• Information provided
[start]

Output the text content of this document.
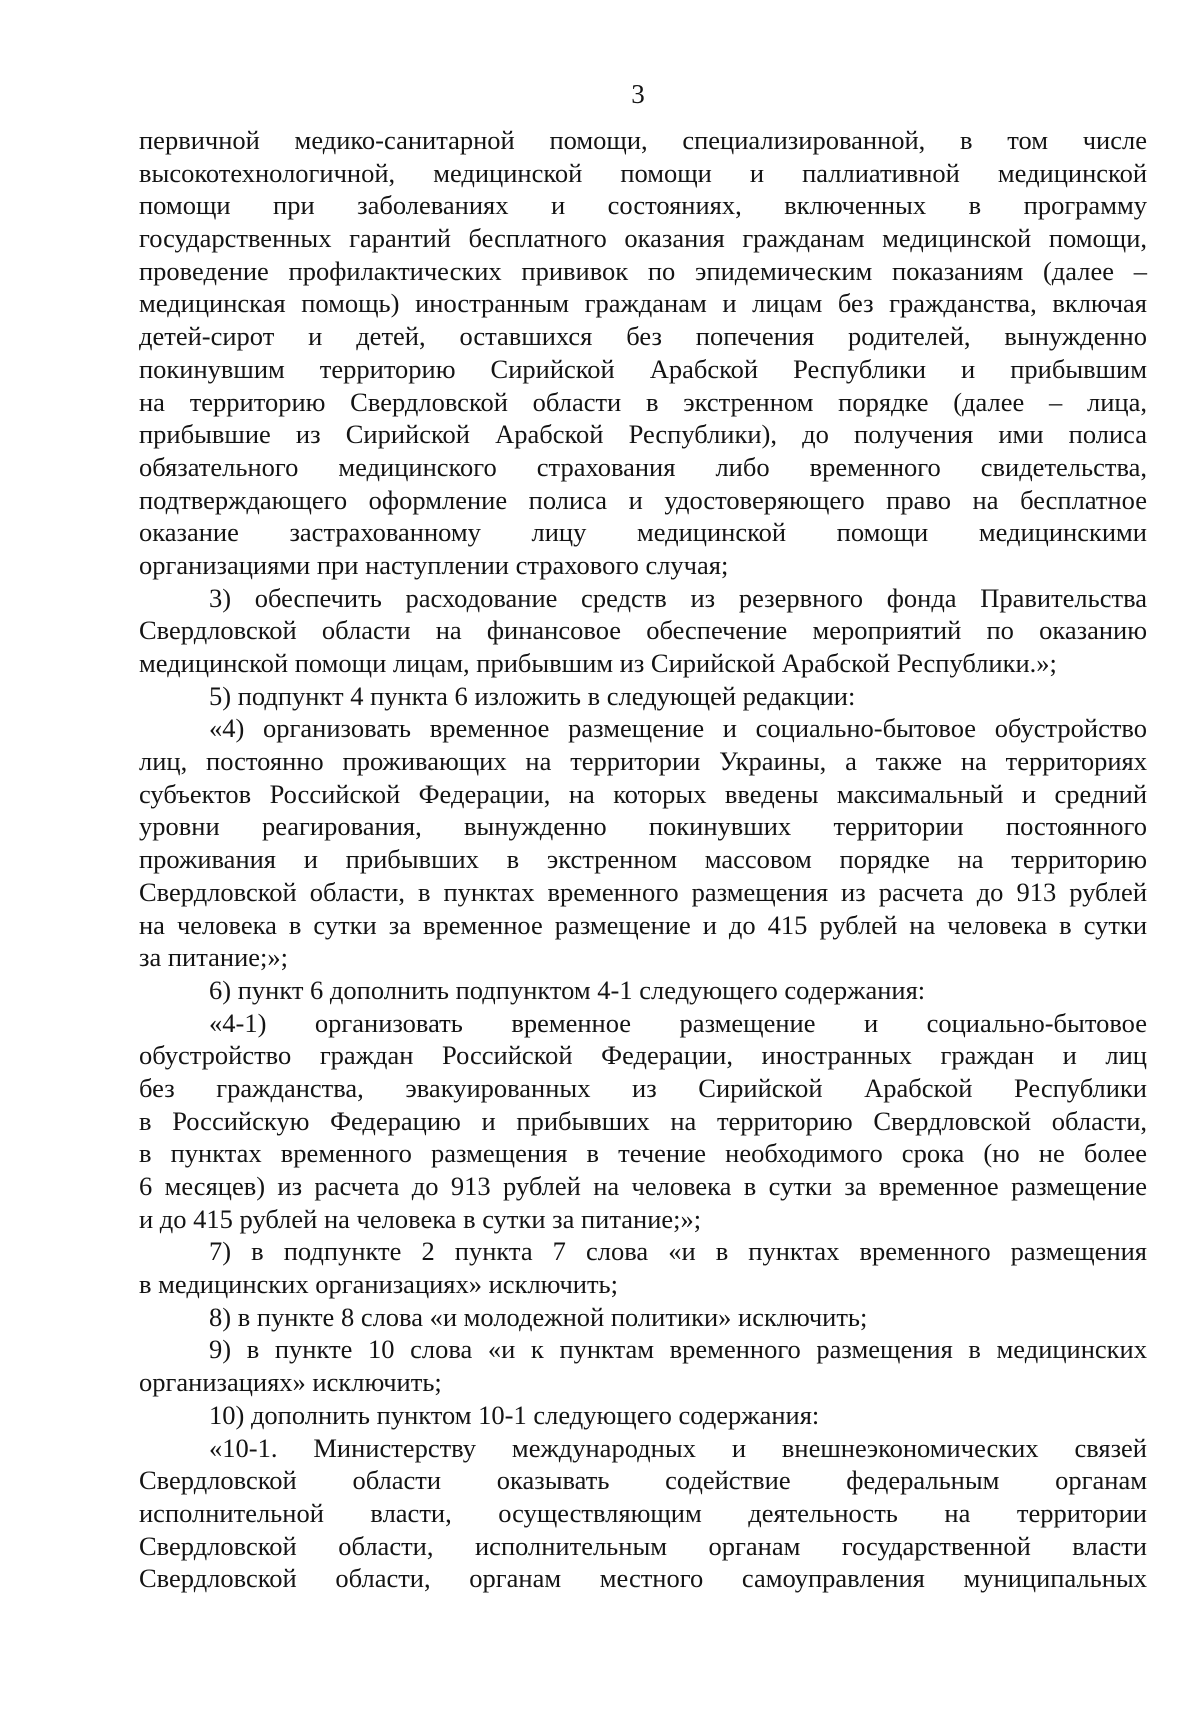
3
первичной медико-санитарной помощи, специализированной, в том числе
высокотехнологичной, медицинской помощи и паллиативной медицинской
помощи при заболеваниях и состояниях, включенных в программу
государственных гарантий бесплатного оказания гражданам медицинской помощи,
проведение профилактических прививок по эпидемическим показаниям (далее –
медицинская помощь) иностранным гражданам и лицам без гражданства, включая
детей-сирот и детей, оставшихся без попечения родителей, вынужденно
покинувшим территорию Сирийской Арабской Республики и прибывшим
на территорию Свердловской области в экстренном порядке (далее – лица,
прибывшие из Сирийской Арабской Республики), до получения ими полиса
обязательного медицинского страхования либо временного свидетельства,
подтверждающего оформление полиса и удостоверяющего право на бесплатное
оказание застрахованному лицу медицинской помощи медицинскими
организациями при наступлении страхового случая;
3) обеспечить расходование средств из резервного фонда Правительства
Свердловской области на финансовое обеспечение мероприятий по оказанию
медицинской помощи лицам, прибывшим из Сирийской Арабской Республики.»;
5) подпункт 4 пункта 6 изложить в следующей редакции:
«4) организовать временное размещение и социально-бытовое обустройство
лиц, постоянно проживающих на территории Украины, а также на территориях
субъектов Российской Федерации, на которых введены максимальный и средний
уровни реагирования, вынужденно покинувших территории постоянного
проживания и прибывших в экстренном массовом порядке на территорию
Свердловской области, в пунктах временного размещения из расчета до 913 рублей
на человека в сутки за временное размещение и до 415 рублей на человека в сутки
за питание;»;
6) пункт 6 дополнить подпунктом 4-1 следующего содержания:
«4-1) организовать временное размещение и социально-бытовое
обустройство граждан Российской Федерации, иностранных граждан и лиц
без гражданства, эвакуированных из Сирийской Арабской Республики
в Российскую Федерацию и прибывших на территорию Свердловской области,
в пунктах временного размещения в течение необходимого срока (но не более
6 месяцев) из расчета до 913 рублей на человека в сутки за временное размещение
и до 415 рублей на человека в сутки за питание;»;
7) в подпункте 2 пункта 7 слова «и в пунктах временного размещения
в медицинских организациях» исключить;
8) в пункте 8 слова «и молодежной политики» исключить;
9) в пункте 10 слова «и к пунктам временного размещения в медицинских
организациях» исключить;
10) дополнить пунктом 10-1 следующего содержания:
«10-1. Министерству международных и внешнеэкономических связей
Свердловской области оказывать содействие федеральным органам
исполнительной власти, осуществляющим деятельность на территории
Свердловской области, исполнительным органам государственной власти
Свердловской области, органам местного самоуправления муниципальных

[end]

• Given exercise
Pull out every line of the records above that contains the word "Сирийской".

• Expected answer
покинувшим территорию Сирийской Арабской Республики и прибывшим
прибывшие из Сирийской Арабской Республики), до получения ими полиса
медицинской помощи лицам, прибывшим из Сирийской Арабской Республики.»;
без гражданства, эвакуированных из Сирийской Арабской Республики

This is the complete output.